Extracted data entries
= = = =

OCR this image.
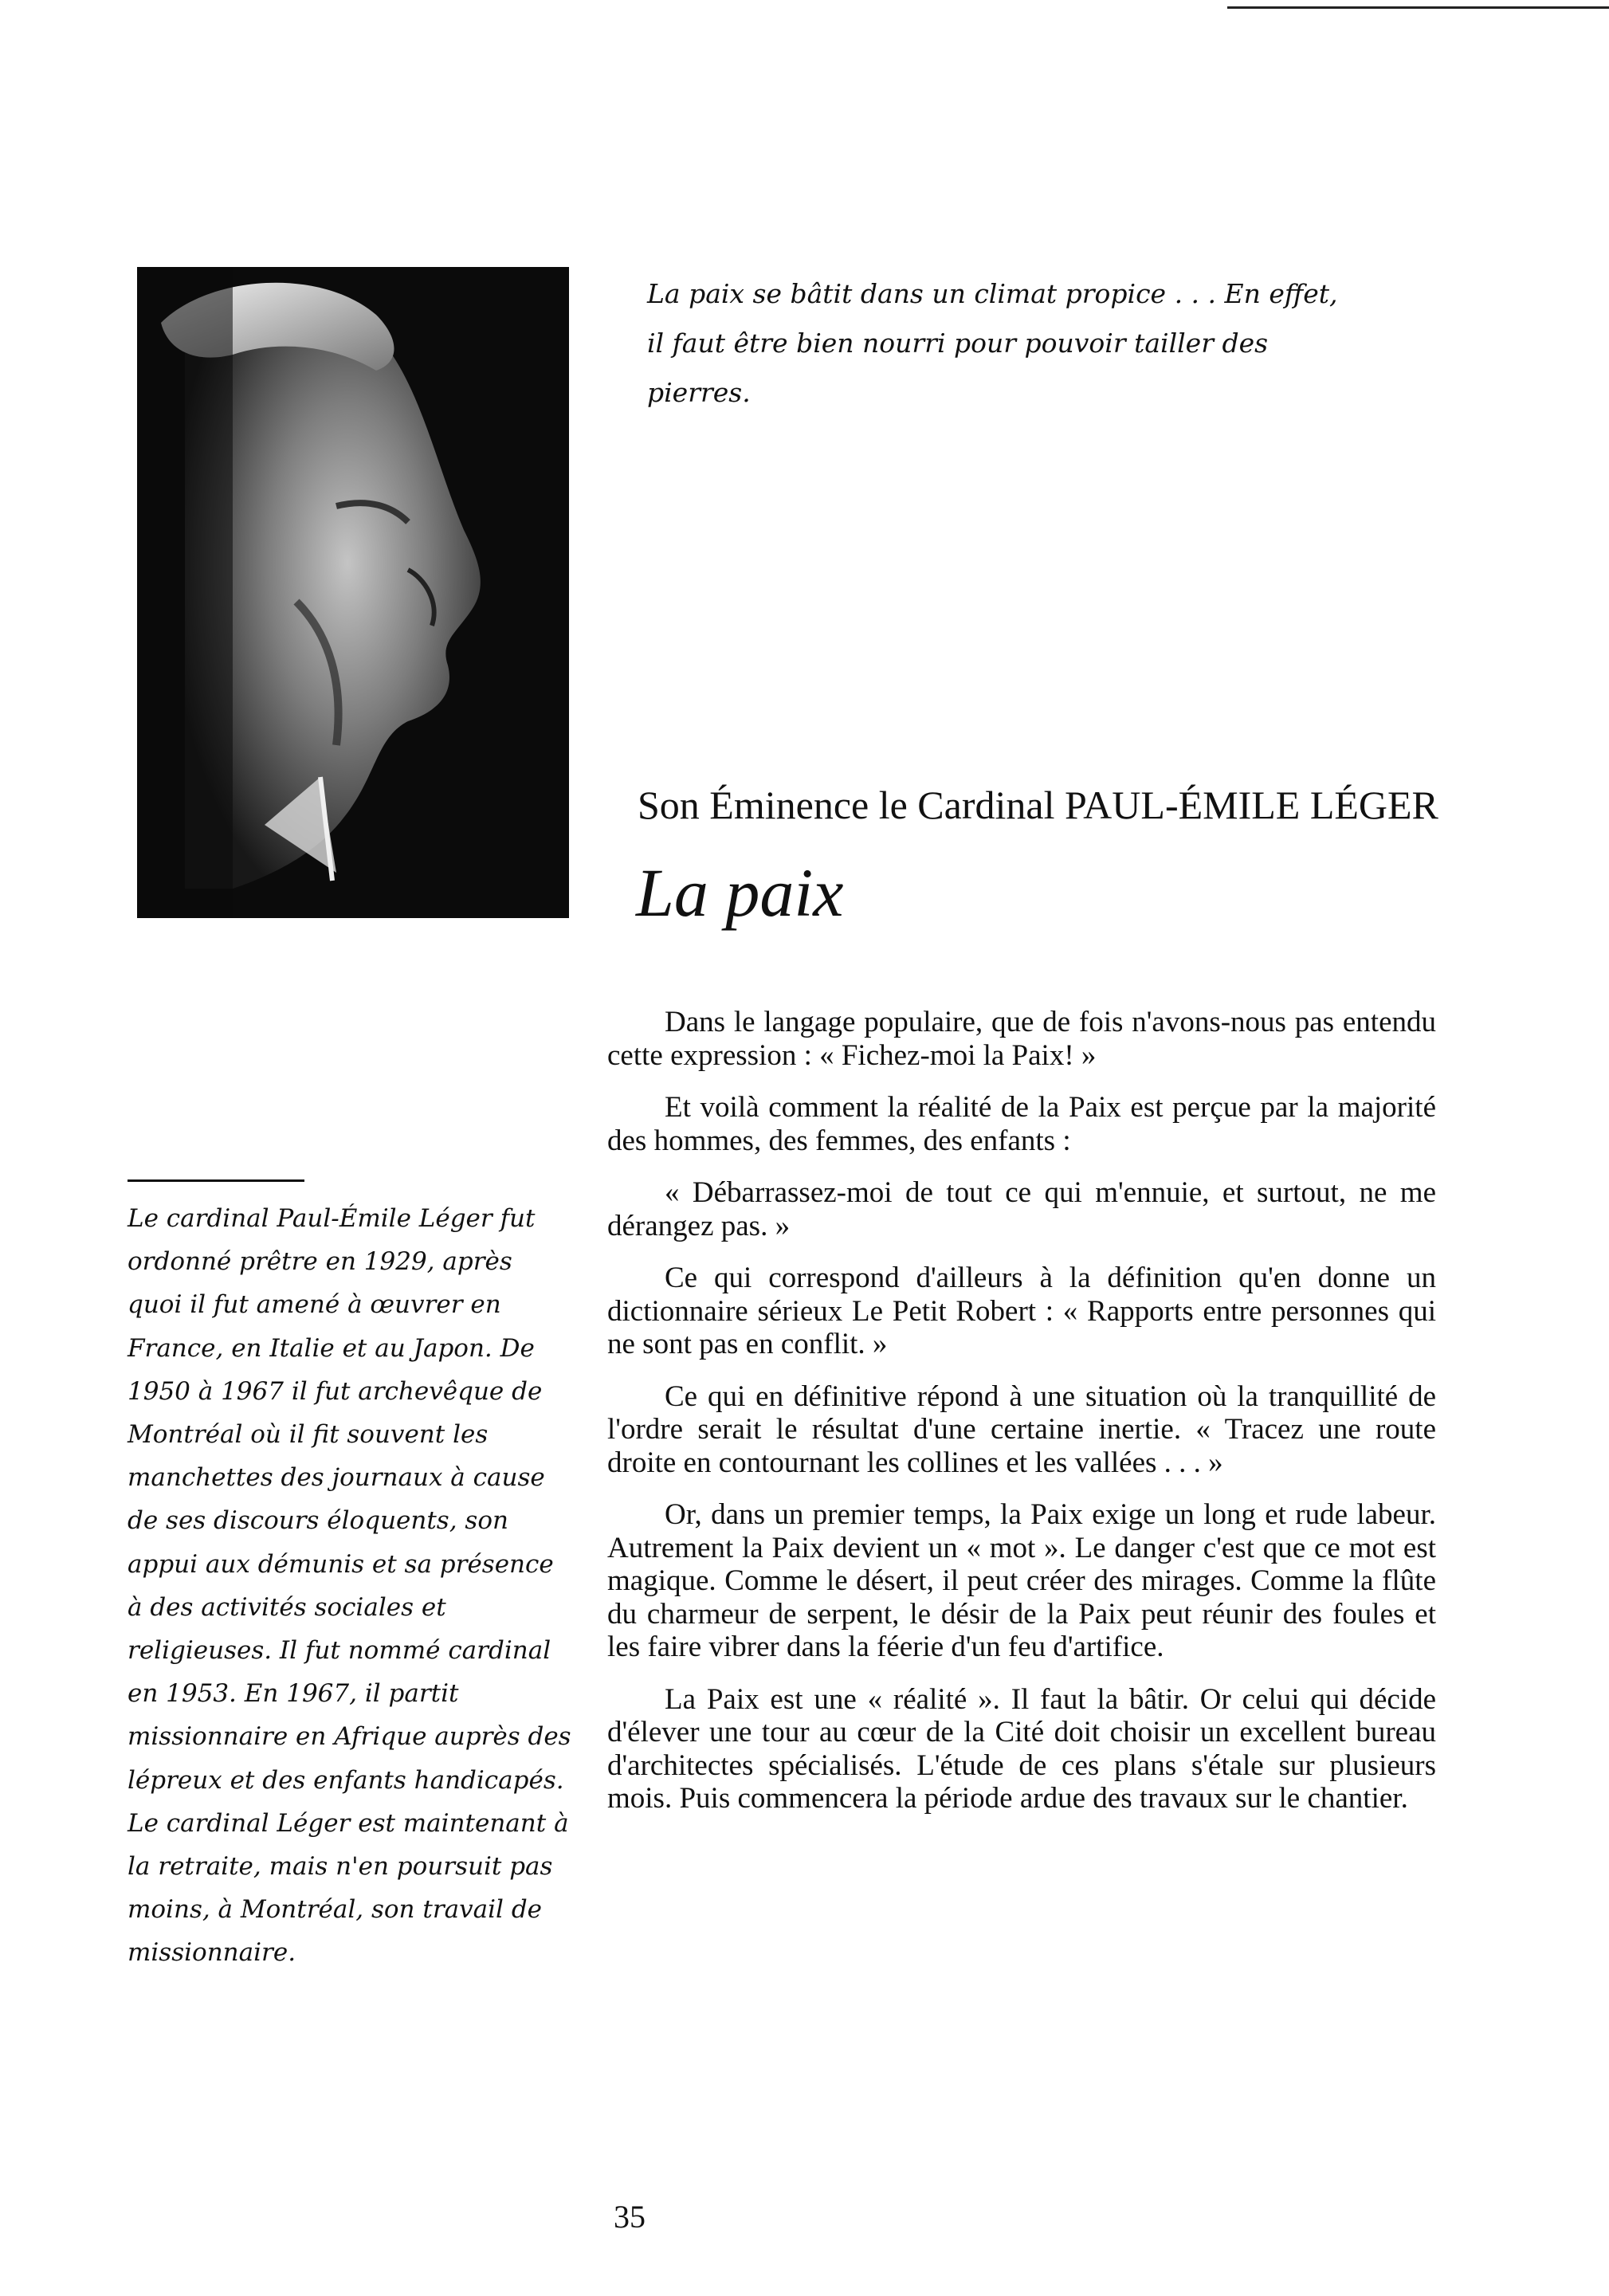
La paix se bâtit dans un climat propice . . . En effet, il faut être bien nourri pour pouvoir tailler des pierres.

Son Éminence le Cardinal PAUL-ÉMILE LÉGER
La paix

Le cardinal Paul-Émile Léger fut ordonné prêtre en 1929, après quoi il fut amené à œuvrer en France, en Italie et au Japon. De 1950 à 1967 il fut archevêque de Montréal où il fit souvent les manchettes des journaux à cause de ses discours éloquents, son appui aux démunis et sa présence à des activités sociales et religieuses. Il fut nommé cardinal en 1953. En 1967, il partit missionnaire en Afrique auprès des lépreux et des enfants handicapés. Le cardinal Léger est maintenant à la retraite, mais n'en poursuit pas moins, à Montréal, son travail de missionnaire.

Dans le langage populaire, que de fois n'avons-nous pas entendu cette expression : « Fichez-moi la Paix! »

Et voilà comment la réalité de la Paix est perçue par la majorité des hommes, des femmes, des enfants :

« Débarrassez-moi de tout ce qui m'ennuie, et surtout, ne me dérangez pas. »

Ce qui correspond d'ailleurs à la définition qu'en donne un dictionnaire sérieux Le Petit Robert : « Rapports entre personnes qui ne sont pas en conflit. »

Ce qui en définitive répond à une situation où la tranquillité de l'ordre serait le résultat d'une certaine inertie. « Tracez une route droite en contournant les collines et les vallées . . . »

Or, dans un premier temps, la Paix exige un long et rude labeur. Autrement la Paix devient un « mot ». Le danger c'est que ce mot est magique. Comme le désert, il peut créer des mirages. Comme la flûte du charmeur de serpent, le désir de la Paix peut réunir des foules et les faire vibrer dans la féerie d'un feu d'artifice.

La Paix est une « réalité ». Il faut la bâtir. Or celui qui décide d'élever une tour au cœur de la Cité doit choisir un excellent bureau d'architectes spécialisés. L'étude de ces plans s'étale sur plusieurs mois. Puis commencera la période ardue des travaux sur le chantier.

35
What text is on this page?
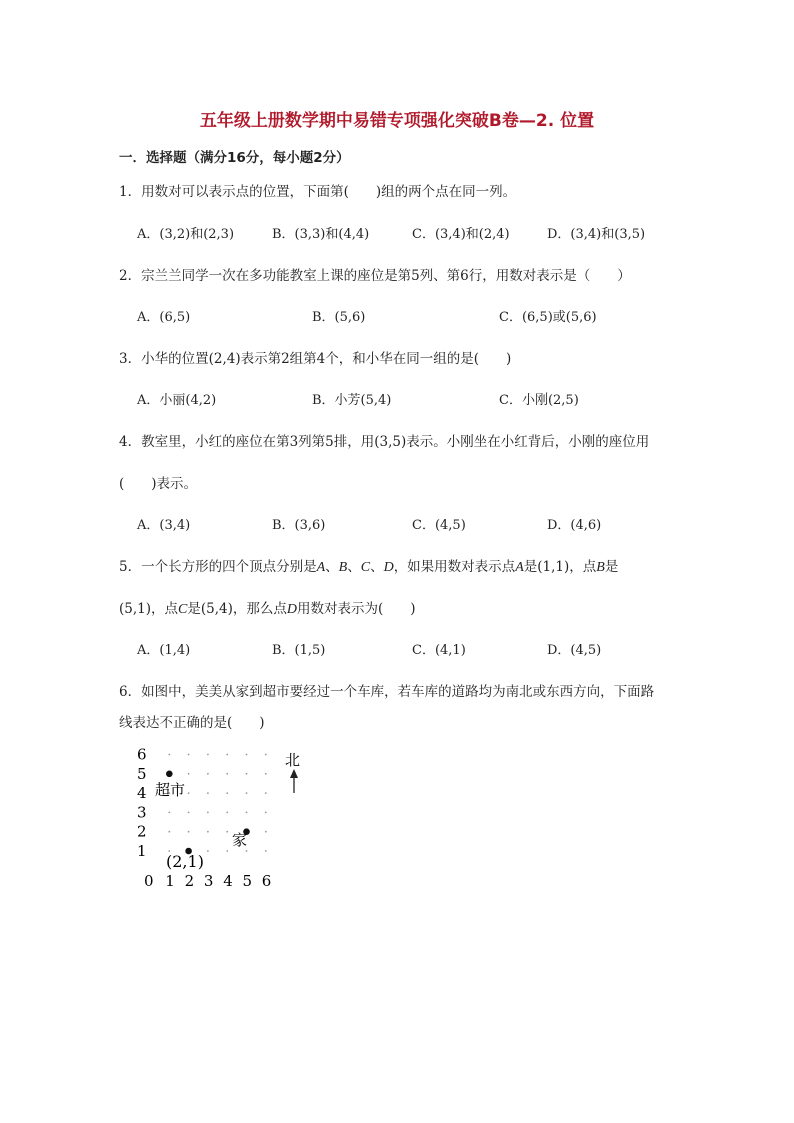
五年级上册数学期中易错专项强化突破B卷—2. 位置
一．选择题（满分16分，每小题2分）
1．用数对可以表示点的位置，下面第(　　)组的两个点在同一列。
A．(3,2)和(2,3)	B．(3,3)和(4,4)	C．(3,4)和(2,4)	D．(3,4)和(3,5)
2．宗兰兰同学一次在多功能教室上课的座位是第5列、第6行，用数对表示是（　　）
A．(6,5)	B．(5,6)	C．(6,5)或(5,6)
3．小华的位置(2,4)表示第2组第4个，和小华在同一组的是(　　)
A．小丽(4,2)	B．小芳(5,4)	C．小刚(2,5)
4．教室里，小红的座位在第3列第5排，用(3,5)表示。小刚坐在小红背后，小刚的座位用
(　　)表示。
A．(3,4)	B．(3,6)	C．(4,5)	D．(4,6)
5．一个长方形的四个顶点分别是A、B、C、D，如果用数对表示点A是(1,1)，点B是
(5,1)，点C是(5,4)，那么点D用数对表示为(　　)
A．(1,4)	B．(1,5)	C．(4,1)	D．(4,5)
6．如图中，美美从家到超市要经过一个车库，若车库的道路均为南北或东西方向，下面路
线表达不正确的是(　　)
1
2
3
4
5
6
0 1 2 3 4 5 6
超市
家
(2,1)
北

= = = =

» **WHAT IS ASKED**:
Repeat the material above word for word and skip every image in it.

» **EXERCISE RESPONSE**:
OCR this image.
La paix se bâtit dans un climat propice . . . En effet, il faut être bien nourri pour pouvoir tailler des pierres.

Son Éminence le Cardinal PAUL-ÉMILE LÉGER
La paix

Le cardinal Paul-Émile Léger fut ordonné prêtre en 1929, après quoi il fut amené à œuvrer en France, en Italie et au Japon. De 1950 à 1967 il fut archevêque de Montréal où il fit souvent les manchettes des journaux à cause de ses discours éloquents, son appui aux démunis et sa présence à des activités sociales et religieuses. Il fut nommé cardinal en 1953. En 1967, il partit missionnaire en Afrique auprès des lépreux et des enfants handicapés. Le cardinal Léger est maintenant à la retraite, mais n'en poursuit pas moins, à Montréal, son travail de missionnaire.

Dans le langage populaire, que de fois n'avons-nous pas entendu cette expression : « Fichez-moi la Paix! »

Et voilà comment la réalité de la Paix est perçue par la majorité des hommes, des femmes, des enfants :

« Débarrassez-moi de tout ce qui m'ennuie, et surtout, ne me dérangez pas. »

Ce qui correspond d'ailleurs à la définition qu'en donne un dictionnaire sérieux Le Petit Robert : « Rapports entre personnes qui ne sont pas en conflit. »

Ce qui en définitive répond à une situation où la tranquillité de l'ordre serait le résultat d'une certaine inertie. « Tracez une route droite en contournant les collines et les vallées . . . »

Or, dans un premier temps, la Paix exige un long et rude labeur. Autrement la Paix devient un « mot ». Le danger c'est que ce mot est magique. Comme le désert, il peut créer des mirages. Comme la flûte du charmeur de serpent, le désir de la Paix peut réunir des foules et les faire vibrer dans la féerie d'un feu d'artifice.

La Paix est une « réalité ». Il faut la bâtir. Or celui qui décide d'élever une tour au cœur de la Cité doit choisir un excellent bureau d'architectes spécialisés. L'étude de ces plans s'étale sur plusieurs mois. Puis commencera la période ardue des travaux sur le chantier.

35
What text is on this page?
五年级上册数学期中易错专项强化突破B卷—2. 位置
一．选择题（满分16分，每小题2分）
1．用数对可以表示点的位置，下面第(　　)组的两个点在同一列。
A．(3,2)和(2,3)	B．(3,3)和(4,4)	C．(3,4)和(2,4)	D．(3,4)和(3,5)
2．宗兰兰同学一次在多功能教室上课的座位是第5列、第6行，用数对表示是（　　）
A．(6,5)	B．(5,6)	C．(6,5)或(5,6)
3．小华的位置(2,4)表示第2组第4个，和小华在同一组的是(　　)
A．小丽(4,2)	B．小芳(5,4)	C．小刚(2,5)
4．教室里，小红的座位在第3列第5排，用(3,5)表示。小刚坐在小红背后，小刚的座位用
(　　)表示。
A．(3,4)	B．(3,6)	C．(4,5)	D．(4,6)
5．一个长方形的四个顶点分别是A、B、C、D，如果用数对表示点A是(1,1)，点B是
(5,1)，点C是(5,4)，那么点D用数对表示为(　　)
A．(1,4)	B．(1,5)	C．(4,1)	D．(4,5)
6．如图中，美美从家到超市要经过一个车库，若车库的道路均为南北或东西方向，下面路
线表达不正确的是(　　)
1
2
3
4
5
6
0 1 2 3 4 5 6
超市
家
(2,1)
北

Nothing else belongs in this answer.